Data items:
========
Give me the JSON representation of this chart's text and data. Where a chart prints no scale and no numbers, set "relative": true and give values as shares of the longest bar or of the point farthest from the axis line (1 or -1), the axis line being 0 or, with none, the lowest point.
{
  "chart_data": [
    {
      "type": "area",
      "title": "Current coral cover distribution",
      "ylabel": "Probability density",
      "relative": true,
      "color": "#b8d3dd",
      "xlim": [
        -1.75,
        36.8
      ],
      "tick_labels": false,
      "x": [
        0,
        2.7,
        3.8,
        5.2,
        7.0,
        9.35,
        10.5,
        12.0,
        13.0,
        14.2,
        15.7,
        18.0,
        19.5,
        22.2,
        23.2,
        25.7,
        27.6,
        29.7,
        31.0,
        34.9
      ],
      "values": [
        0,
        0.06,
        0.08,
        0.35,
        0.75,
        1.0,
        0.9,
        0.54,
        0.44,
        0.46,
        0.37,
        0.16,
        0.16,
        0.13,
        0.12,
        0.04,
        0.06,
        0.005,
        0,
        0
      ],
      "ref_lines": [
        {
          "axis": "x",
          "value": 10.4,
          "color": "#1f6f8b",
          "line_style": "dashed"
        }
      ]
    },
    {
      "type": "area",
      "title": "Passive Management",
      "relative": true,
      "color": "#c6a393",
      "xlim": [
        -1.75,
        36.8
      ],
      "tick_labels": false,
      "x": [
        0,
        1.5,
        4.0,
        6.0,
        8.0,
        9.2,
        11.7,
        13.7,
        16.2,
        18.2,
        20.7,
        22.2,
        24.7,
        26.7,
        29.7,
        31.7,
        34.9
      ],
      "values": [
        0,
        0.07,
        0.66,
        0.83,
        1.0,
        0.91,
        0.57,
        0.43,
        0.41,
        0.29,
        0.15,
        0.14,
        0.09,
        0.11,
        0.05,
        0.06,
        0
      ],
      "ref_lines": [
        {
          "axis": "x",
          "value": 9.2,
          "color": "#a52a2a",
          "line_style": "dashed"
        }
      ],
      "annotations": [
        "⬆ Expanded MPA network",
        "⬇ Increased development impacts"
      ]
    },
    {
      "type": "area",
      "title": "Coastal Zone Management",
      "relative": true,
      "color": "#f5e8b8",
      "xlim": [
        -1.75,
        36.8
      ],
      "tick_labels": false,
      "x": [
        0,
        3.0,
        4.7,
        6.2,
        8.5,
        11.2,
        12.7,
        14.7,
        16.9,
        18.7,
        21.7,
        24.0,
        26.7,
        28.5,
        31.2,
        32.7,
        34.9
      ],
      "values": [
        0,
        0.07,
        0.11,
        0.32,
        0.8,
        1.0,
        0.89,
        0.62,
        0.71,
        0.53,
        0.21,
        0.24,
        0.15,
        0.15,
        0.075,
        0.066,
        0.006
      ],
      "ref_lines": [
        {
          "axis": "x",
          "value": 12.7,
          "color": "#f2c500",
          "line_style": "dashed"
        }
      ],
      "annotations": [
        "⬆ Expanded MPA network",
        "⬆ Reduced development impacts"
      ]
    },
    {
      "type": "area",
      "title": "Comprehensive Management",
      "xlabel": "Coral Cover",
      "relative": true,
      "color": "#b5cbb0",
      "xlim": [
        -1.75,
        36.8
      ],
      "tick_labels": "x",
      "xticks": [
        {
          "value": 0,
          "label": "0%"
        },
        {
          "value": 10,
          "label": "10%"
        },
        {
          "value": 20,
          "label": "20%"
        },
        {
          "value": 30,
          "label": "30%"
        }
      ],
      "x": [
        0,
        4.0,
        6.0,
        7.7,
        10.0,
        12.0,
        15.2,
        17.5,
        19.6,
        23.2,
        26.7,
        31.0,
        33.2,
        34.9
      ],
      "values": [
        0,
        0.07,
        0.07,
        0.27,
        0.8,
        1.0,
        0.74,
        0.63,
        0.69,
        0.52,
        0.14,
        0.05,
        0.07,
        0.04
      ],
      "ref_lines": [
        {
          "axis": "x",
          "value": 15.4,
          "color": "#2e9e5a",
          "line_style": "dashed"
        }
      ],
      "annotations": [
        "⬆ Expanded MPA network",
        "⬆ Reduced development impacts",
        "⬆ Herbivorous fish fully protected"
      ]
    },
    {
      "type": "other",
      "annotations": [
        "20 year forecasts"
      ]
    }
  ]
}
========
All the entries above need to be reproduced exactly.

Give me the JSON representation of this chart's text and data. Where a chart prints no scale and no numbers, set "relative": true and give values as shares of the longest bar or of the point farthest from the axis line (1 or -1), the axis line being 0 or, with none, the lowest point.
{
  "chart_data": [
    {
      "type": "area",
      "title": "Current coral cover distribution",
      "ylabel": "Probability density",
      "relative": true,
      "color": "#b8d3dd",
      "xlim": [
        -1.75,
        36.8
      ],
      "tick_labels": false,
      "x": [
        0,
        2.7,
        3.8,
        5.2,
        7.0,
        9.35,
        10.5,
        12.0,
        13.0,
        14.2,
        15.7,
        18.0,
        19.5,
        22.2,
        23.2,
        25.7,
        27.6,
        29.7,
        31.0,
        34.9
      ],
      "values": [
        0,
        0.06,
        0.08,
        0.35,
        0.75,
        1.0,
        0.9,
        0.54,
        0.44,
        0.46,
        0.37,
        0.16,
        0.16,
        0.13,
        0.12,
        0.04,
        0.06,
        0.005,
        0,
        0
      ],
      "ref_lines": [
        {
          "axis": "x",
          "value": 10.4,
          "color": "#1f6f8b",
          "line_style": "dashed"
        }
      ]
    },
    {
      "type": "area",
      "title": "Passive Management",
      "relative": true,
      "color": "#c6a393",
      "xlim": [
        -1.75,
        36.8
      ],
      "tick_labels": false,
      "x": [
        0,
        1.5,
        4.0,
        6.0,
        8.0,
        9.2,
        11.7,
        13.7,
        16.2,
        18.2,
        20.7,
        22.2,
        24.7,
        26.7,
        29.7,
        31.7,
        34.9
      ],
      "values": [
        0,
        0.07,
        0.66,
        0.83,
        1.0,
        0.91,
        0.57,
        0.43,
        0.41,
        0.29,
        0.15,
        0.14,
        0.09,
        0.11,
        0.05,
        0.06,
        0
      ],
      "ref_lines": [
        {
          "axis": "x",
          "value": 9.2,
          "color": "#a52a2a",
          "line_style": "dashed"
        }
      ],
      "annotations": [
        "⬆ Expanded MPA network",
        "⬇ Increased development impacts"
      ]
    },
    {
      "type": "area",
      "title": "Coastal Zone Management",
      "relative": true,
      "color": "#f5e8b8",
      "xlim": [
        -1.75,
        36.8
      ],
      "tick_labels": false,
      "x": [
        0,
        3.0,
        4.7,
        6.2,
        8.5,
        11.2,
        12.7,
        14.7,
        16.9,
        18.7,
        21.7,
        24.0,
        26.7,
        28.5,
        31.2,
        32.7,
        34.9
      ],
      "values": [
        0,
        0.07,
        0.11,
        0.32,
        0.8,
        1.0,
        0.89,
        0.62,
        0.71,
        0.53,
        0.21,
        0.24,
        0.15,
        0.15,
        0.075,
        0.066,
        0.006
      ],
      "ref_lines": [
        {
          "axis": "x",
          "value": 12.7,
          "color": "#f2c500",
          "line_style": "dashed"
        }
      ],
      "annotations": [
        "⬆ Expanded MPA network",
        "⬆ Reduced development impacts"
      ]
    },
    {
      "type": "area",
      "title": "Comprehensive Management",
      "xlabel": "Coral Cover",
      "relative": true,
      "color": "#b5cbb0",
      "xlim": [
        -1.75,
        36.8
      ],
      "tick_labels": "x",
      "xticks": [
        {
          "value": 0,
          "label": "0%"
        },
        {
          "value": 10,
          "label": "10%"
        },
        {
          "value": 20,
          "label": "20%"
        },
        {
          "value": 30,
          "label": "30%"
        }
      ],
      "x": [
        0,
        4.0,
        6.0,
        7.7,
        10.0,
        12.0,
        15.2,
        17.5,
        19.6,
        23.2,
        26.7,
        31.0,
        33.2,
        34.9
      ],
      "values": [
        0,
        0.07,
        0.07,
        0.27,
        0.8,
        1.0,
        0.74,
        0.63,
        0.69,
        0.52,
        0.14,
        0.05,
        0.07,
        0.04
      ],
      "ref_lines": [
        {
          "axis": "x",
          "value": 15.4,
          "color": "#2e9e5a",
          "line_style": "dashed"
        }
      ],
      "annotations": [
        "⬆ Expanded MPA network",
        "⬆ Reduced development impacts",
        "⬆ Herbivorous fish fully protected"
      ]
    },
    {
      "type": "other",
      "annotations": [
        "20 year forecasts"
      ]
    }
  ]
}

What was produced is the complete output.